§ **Written request**
In the listing below, identify each line with the word "game" and return those lines.

# Extracted information start

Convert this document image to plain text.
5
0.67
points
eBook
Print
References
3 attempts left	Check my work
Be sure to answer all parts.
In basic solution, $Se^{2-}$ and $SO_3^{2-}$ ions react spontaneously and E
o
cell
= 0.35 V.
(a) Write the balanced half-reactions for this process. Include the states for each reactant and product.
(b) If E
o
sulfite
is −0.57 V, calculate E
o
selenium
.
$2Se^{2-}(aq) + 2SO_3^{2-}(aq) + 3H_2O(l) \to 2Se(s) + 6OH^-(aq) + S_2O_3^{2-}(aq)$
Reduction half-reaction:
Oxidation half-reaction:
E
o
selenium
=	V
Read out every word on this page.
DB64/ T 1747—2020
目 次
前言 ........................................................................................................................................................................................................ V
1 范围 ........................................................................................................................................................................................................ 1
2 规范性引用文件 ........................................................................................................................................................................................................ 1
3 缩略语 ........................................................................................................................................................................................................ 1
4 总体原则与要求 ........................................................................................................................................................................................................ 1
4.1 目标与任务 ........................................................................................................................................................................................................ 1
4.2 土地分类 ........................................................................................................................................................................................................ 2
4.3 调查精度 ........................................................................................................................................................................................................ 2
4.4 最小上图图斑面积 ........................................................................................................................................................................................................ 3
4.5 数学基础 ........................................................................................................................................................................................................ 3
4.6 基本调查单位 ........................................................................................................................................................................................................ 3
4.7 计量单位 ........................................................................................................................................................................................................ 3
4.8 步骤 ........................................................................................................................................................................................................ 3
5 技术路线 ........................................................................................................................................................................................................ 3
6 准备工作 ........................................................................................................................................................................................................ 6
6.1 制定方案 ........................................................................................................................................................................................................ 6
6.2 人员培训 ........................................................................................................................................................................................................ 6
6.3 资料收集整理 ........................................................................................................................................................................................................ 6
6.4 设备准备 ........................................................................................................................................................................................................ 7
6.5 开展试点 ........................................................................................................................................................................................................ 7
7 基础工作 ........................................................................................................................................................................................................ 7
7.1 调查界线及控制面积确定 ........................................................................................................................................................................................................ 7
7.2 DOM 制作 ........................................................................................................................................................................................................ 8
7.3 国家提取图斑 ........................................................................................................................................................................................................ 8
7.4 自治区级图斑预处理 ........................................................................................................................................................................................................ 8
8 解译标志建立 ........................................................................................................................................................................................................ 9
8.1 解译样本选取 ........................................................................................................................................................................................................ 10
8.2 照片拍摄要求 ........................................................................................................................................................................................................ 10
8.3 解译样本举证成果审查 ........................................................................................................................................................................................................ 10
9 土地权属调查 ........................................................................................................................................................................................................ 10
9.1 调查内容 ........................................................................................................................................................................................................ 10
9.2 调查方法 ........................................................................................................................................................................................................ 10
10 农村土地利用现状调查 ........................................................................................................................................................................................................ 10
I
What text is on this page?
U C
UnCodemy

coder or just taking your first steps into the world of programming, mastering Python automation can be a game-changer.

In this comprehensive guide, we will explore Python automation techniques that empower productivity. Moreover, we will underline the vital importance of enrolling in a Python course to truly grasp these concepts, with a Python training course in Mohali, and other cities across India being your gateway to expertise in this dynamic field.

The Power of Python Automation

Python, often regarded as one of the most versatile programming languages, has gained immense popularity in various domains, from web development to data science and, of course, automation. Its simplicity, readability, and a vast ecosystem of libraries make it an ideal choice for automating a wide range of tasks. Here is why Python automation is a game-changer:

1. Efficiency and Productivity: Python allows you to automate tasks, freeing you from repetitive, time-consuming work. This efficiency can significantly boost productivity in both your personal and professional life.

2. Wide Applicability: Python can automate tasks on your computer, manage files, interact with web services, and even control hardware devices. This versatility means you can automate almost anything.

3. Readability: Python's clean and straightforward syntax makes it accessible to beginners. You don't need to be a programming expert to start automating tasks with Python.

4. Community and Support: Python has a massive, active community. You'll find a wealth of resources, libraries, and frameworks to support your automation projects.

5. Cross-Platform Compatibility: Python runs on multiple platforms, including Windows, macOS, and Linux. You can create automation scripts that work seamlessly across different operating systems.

# Extracted information end

§ **Answer to the task**
coder or just taking your first steps into the world of programming, mastering Python automation can be a game-changer.
Python, often regarded as one of the most versatile programming languages, has gained immense popularity in various domains, from web development to data science and, of course, automation. Its simplicity, readability, and a vast ecosystem of libraries make it an ideal choice for automating a wide range of tasks. Here is why Python automation is a game-changer:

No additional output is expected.